■ What the task asks: Search the material for the word "name" and report each line where it turns up.

■ Items:
════
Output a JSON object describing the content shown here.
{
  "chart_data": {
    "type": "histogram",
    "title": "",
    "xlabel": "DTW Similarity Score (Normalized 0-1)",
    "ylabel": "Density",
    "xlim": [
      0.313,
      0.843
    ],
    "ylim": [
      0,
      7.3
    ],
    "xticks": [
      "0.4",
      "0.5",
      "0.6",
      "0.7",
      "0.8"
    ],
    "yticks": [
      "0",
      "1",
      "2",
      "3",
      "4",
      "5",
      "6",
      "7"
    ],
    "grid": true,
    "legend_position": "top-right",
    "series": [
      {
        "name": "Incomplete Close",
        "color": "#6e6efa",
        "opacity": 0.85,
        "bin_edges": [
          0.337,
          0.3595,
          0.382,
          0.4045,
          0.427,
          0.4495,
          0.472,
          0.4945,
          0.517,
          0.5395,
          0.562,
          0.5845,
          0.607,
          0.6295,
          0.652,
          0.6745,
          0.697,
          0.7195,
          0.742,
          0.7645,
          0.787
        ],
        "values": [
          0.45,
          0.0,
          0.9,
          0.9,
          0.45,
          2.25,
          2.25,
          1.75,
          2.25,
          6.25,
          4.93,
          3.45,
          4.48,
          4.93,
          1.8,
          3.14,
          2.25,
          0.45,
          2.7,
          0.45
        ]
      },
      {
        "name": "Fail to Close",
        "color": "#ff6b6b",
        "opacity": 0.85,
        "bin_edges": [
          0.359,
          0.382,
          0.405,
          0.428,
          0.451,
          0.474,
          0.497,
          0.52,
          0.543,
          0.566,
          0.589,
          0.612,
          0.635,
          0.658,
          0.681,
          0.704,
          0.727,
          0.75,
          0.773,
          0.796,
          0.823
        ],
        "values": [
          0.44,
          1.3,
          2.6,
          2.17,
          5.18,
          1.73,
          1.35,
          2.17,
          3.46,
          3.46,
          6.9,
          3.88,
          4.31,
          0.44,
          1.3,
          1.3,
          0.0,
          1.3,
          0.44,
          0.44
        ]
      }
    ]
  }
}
════
■ Expected answer:
        "name": "Incomplete Close",
        "name": "Fail to Close",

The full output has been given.